- [WORK REQUIRED]: Write out each record below exactly as it appears, with no pictures.

- [INFORMATION SUPPLIED]:

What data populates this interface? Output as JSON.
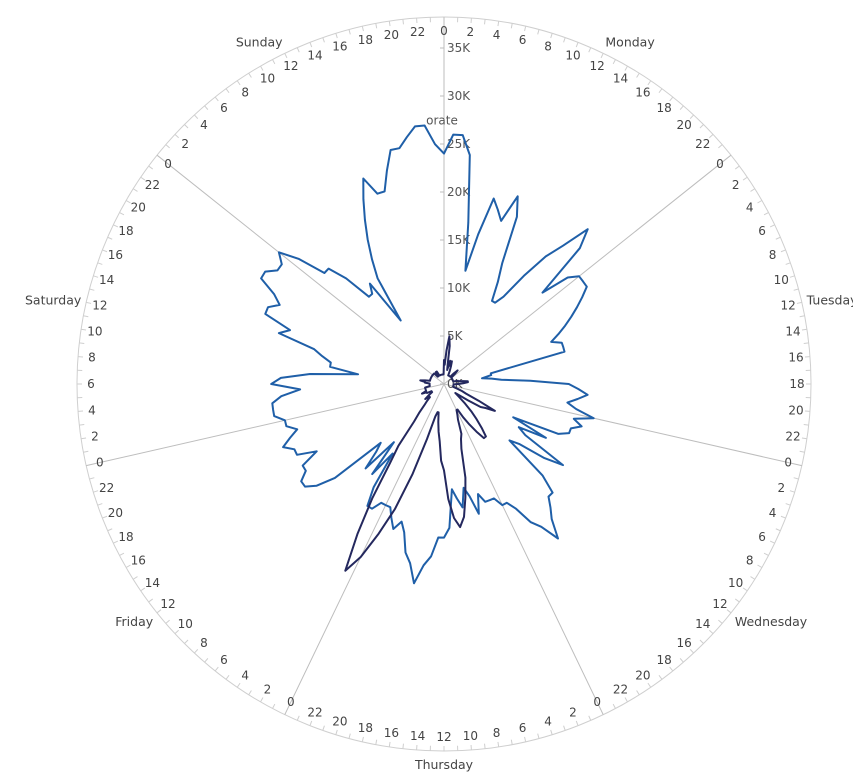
{
  "chart_data": {
    "type": "polar-line",
    "title": "",
    "radial_axis": {
      "label": "orate",
      "min": 0,
      "max": 35000,
      "ticks": [
        0,
        5000,
        10000,
        15000,
        20000,
        25000,
        30000,
        35000
      ],
      "tick_labels": [
        "0K",
        "5K",
        "10K",
        "15K",
        "20K",
        "25K",
        "30K",
        "35K"
      ]
    },
    "angular_axis": {
      "categories": [
        "Monday",
        "Tuesday",
        "Wednesday",
        "Thursday",
        "Friday",
        "Saturday",
        "Sunday"
      ],
      "hour_labels": [
        "0",
        "2",
        "4",
        "6",
        "8",
        "10",
        "12",
        "14",
        "16",
        "18",
        "20",
        "22"
      ],
      "direction": "clockwise",
      "start": "top"
    },
    "series": [
      {
        "color": "#1f5fa8",
        "values": [
          24000,
          26000,
          26000,
          24000,
          17000,
          12000,
          16000,
          20000,
          19000,
          18000,
          21000,
          19000,
          14000,
          12000,
          10000,
          10000,
          11000,
          14000,
          17000,
          19000,
          22000,
          20000,
          14000,
          17000,
          18000,
          18000,
          18000,
          17000,
          16000,
          15000,
          14000,
          13000,
          12000,
          13000,
          13000,
          13000,
          5000,
          5000,
          4000,
          5000,
          6000,
          9000,
          13000,
          14000,
          15000,
          14000,
          13000,
          14000,
          16000,
          14000,
          15000,
          14000,
          14000,
          13000,
          8000,
          12000,
          9000,
          10000,
          15000,
          13000,
          10000,
          9000,
          14000,
          16000,
          16000,
          17000,
          18000,
          20000,
          18000,
          17000,
          15000,
          14000,
          14000,
          13000,
          13000,
          13000,
          12000,
          14000,
          12000,
          11000,
          13000,
          12000,
          11000,
          15000,
          16000,
          16000,
          18000,
          19000,
          21000,
          19000,
          18000,
          16000,
          15000,
          16000,
          15000,
          14000,
          14000,
          14000,
          15000,
          15000,
          13000,
          9000,
          12000,
          8000,
          12000,
          10000,
          9000,
          15000,
          17000,
          18000,
          18000,
          17000,
          17000,
          15000,
          17000,
          17000,
          18000,
          17000,
          16000,
          17000,
          17000,
          18000,
          18000,
          18000,
          17000,
          15000,
          18000,
          17000,
          14000,
          9000,
          12000,
          12000,
          13000,
          14000,
          18000,
          17000,
          20000,
          20000,
          19000,
          20000,
          22000,
          22000,
          21000,
          21000,
          22000,
          20000,
          17000,
          17000,
          15000,
          12000,
          12000,
          13000,
          8000,
          13000,
          15000,
          17000,
          19000,
          21000,
          23000,
          21000,
          21000,
          23000,
          25000,
          25000,
          26000,
          27000,
          27000,
          25000
        ]
      },
      {
        "color": "#24285e",
        "values": [
          2500,
          2000,
          3500,
          5000,
          4000,
          2000,
          1500,
          2500,
          2000,
          2500,
          2000,
          1500,
          1000,
          1000,
          1000,
          1000,
          1000,
          1000,
          1000,
          1000,
          1500,
          2000,
          1500,
          1000,
          1000,
          1000,
          1000,
          1000,
          1000,
          1000,
          1000,
          1000,
          1000,
          1000,
          1000,
          1000,
          1500,
          1500,
          2000,
          2500,
          2500,
          2000,
          1500,
          1000,
          1000,
          1000,
          1000,
          1000,
          1000,
          1000,
          1000,
          1500,
          2000,
          2500,
          4000,
          6000,
          5000,
          4500,
          3000,
          2000,
          1500,
          2000,
          3000,
          4000,
          5000,
          6000,
          7000,
          7000,
          6000,
          5000,
          4000,
          3000,
          3000,
          3500,
          4000,
          5500,
          6000,
          7000,
          10000,
          12000,
          14000,
          15000,
          14000,
          12000,
          9000,
          8000,
          6000,
          5000,
          4000,
          3000,
          3000,
          3500,
          6000,
          10000,
          14000,
          17000,
          20000,
          22000,
          18000,
          14000,
          10000,
          8000,
          5000,
          4000,
          3000,
          2500,
          2000,
          2000,
          2500,
          2000,
          1500,
          1500,
          1500,
          2000,
          2000,
          2500,
          2000,
          2000,
          2000,
          2000,
          2000,
          2000,
          1500,
          1500,
          1500,
          1500,
          1500,
          1500,
          2000,
          2000,
          2500,
          2000,
          1500,
          1500,
          1500,
          1500,
          1500,
          1500,
          1500,
          1500,
          1500,
          1500,
          1500,
          1500,
          1500,
          1500,
          1500,
          1500,
          1500,
          1000,
          1000,
          1000,
          1500,
          1500,
          1500,
          1000,
          1000,
          1000,
          1000,
          1000,
          1000,
          1000,
          1000,
          1000,
          1000,
          1000,
          1000,
          1000
        ]
      }
    ]
  }
}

- [RESULT BELOW]:
What data populates this interface? Output as JSON.
{
  "chart_data": {
    "type": "polar-line",
    "title": "",
    "radial_axis": {
      "label": "orate",
      "min": 0,
      "max": 35000,
      "ticks": [
        0,
        5000,
        10000,
        15000,
        20000,
        25000,
        30000,
        35000
      ],
      "tick_labels": [
        "0K",
        "5K",
        "10K",
        "15K",
        "20K",
        "25K",
        "30K",
        "35K"
      ]
    },
    "angular_axis": {
      "categories": [
        "Monday",
        "Tuesday",
        "Wednesday",
        "Thursday",
        "Friday",
        "Saturday",
        "Sunday"
      ],
      "hour_labels": [
        "0",
        "2",
        "4",
        "6",
        "8",
        "10",
        "12",
        "14",
        "16",
        "18",
        "20",
        "22"
      ],
      "direction": "clockwise",
      "start": "top"
    },
    "series": [
      {
        "color": "#1f5fa8",
        "values": [
          24000,
          26000,
          26000,
          24000,
          17000,
          12000,
          16000,
          20000,
          19000,
          18000,
          21000,
          19000,
          14000,
          12000,
          10000,
          10000,
          11000,
          14000,
          17000,
          19000,
          22000,
          20000,
          14000,
          17000,
          18000,
          18000,
          18000,
          17000,
          16000,
          15000,
          14000,
          13000,
          12000,
          13000,
          13000,
          13000,
          5000,
          5000,
          4000,
          5000,
          6000,
          9000,
          13000,
          14000,
          15000,
          14000,
          13000,
          14000,
          16000,
          14000,
          15000,
          14000,
          14000,
          13000,
          8000,
          12000,
          9000,
          10000,
          15000,
          13000,
          10000,
          9000,
          14000,
          16000,
          16000,
          17000,
          18000,
          20000,
          18000,
          17000,
          15000,
          14000,
          14000,
          13000,
          13000,
          13000,
          12000,
          14000,
          12000,
          11000,
          13000,
          12000,
          11000,
          15000,
          16000,
          16000,
          18000,
          19000,
          21000,
          19000,
          18000,
          16000,
          15000,
          16000,
          15000,
          14000,
          14000,
          14000,
          15000,
          15000,
          13000,
          9000,
          12000,
          8000,
          12000,
          10000,
          9000,
          15000,
          17000,
          18000,
          18000,
          17000,
          17000,
          15000,
          17000,
          17000,
          18000,
          17000,
          16000,
          17000,
          17000,
          18000,
          18000,
          18000,
          17000,
          15000,
          18000,
          17000,
          14000,
          9000,
          12000,
          12000,
          13000,
          14000,
          18000,
          17000,
          20000,
          20000,
          19000,
          20000,
          22000,
          22000,
          21000,
          21000,
          22000,
          20000,
          17000,
          17000,
          15000,
          12000,
          12000,
          13000,
          8000,
          13000,
          15000,
          17000,
          19000,
          21000,
          23000,
          21000,
          21000,
          23000,
          25000,
          25000,
          26000,
          27000,
          27000,
          25000
        ]
      },
      {
        "color": "#24285e",
        "values": [
          2500,
          2000,
          3500,
          5000,
          4000,
          2000,
          1500,
          2500,
          2000,
          2500,
          2000,
          1500,
          1000,
          1000,
          1000,
          1000,
          1000,
          1000,
          1000,
          1000,
          1500,
          2000,
          1500,
          1000,
          1000,
          1000,
          1000,
          1000,
          1000,
          1000,
          1000,
          1000,
          1000,
          1000,
          1000,
          1000,
          1500,
          1500,
          2000,
          2500,
          2500,
          2000,
          1500,
          1000,
          1000,
          1000,
          1000,
          1000,
          1000,
          1000,
          1000,
          1500,
          2000,
          2500,
          4000,
          6000,
          5000,
          4500,
          3000,
          2000,
          1500,
          2000,
          3000,
          4000,
          5000,
          6000,
          7000,
          7000,
          6000,
          5000,
          4000,
          3000,
          3000,
          3500,
          4000,
          5500,
          6000,
          7000,
          10000,
          12000,
          14000,
          15000,
          14000,
          12000,
          9000,
          8000,
          6000,
          5000,
          4000,
          3000,
          3000,
          3500,
          6000,
          10000,
          14000,
          17000,
          20000,
          22000,
          18000,
          14000,
          10000,
          8000,
          5000,
          4000,
          3000,
          2500,
          2000,
          2000,
          2500,
          2000,
          1500,
          1500,
          1500,
          2000,
          2000,
          2500,
          2000,
          2000,
          2000,
          2000,
          2000,
          2000,
          1500,
          1500,
          1500,
          1500,
          1500,
          1500,
          2000,
          2000,
          2500,
          2000,
          1500,
          1500,
          1500,
          1500,
          1500,
          1500,
          1500,
          1500,
          1500,
          1500,
          1500,
          1500,
          1500,
          1500,
          1500,
          1500,
          1500,
          1000,
          1000,
          1000,
          1500,
          1500,
          1500,
          1000,
          1000,
          1000,
          1000,
          1000,
          1000,
          1000,
          1000,
          1000,
          1000,
          1000,
          1000,
          1000
        ]
      }
    ]
  }
}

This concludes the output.